**Records contained in a dataset**:
= = = =
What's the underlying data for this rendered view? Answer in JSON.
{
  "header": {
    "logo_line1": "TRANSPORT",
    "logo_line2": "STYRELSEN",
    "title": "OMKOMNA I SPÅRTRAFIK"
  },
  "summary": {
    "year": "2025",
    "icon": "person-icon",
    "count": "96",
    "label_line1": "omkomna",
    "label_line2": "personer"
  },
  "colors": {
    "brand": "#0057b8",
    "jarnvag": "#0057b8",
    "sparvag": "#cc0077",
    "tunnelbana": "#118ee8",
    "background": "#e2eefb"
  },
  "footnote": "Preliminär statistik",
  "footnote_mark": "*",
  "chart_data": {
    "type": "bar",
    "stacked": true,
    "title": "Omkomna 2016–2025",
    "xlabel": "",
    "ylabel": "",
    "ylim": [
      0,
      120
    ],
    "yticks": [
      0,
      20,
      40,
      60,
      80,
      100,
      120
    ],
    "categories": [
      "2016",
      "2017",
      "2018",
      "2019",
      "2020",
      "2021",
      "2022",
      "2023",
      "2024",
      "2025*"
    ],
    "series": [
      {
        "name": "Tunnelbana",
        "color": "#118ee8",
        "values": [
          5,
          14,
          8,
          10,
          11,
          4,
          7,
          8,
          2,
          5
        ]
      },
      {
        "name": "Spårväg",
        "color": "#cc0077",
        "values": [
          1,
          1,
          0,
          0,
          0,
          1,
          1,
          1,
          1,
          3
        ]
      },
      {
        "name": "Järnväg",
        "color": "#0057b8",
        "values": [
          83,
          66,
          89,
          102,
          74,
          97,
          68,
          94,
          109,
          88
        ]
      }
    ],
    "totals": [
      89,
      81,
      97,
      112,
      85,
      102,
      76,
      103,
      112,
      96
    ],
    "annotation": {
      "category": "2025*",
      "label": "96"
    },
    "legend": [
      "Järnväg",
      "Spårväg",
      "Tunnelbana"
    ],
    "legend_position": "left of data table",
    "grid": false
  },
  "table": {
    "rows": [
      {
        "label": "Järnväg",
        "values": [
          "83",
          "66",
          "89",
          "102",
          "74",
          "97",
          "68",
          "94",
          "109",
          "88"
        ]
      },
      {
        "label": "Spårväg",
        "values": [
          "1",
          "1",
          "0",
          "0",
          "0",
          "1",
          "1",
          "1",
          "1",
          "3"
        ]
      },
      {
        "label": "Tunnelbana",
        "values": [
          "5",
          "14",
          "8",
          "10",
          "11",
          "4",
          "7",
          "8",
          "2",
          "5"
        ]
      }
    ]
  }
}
= = = =
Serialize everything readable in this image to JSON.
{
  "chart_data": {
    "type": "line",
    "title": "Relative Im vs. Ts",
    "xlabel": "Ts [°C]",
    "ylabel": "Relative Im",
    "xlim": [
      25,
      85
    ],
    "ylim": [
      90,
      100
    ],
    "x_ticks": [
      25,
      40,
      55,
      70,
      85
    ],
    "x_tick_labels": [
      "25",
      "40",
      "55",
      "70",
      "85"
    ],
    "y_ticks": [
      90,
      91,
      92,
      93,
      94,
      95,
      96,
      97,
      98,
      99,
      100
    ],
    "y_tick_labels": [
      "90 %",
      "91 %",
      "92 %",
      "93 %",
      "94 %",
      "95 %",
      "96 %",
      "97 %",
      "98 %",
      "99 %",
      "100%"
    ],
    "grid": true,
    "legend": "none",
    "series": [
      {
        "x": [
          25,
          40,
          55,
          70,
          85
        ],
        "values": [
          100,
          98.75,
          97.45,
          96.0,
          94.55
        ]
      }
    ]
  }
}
= = = =
**Exercise description**:
Report how many lines of the entries hold the string "Relative". Provide the number alone.

**Final answer**:
2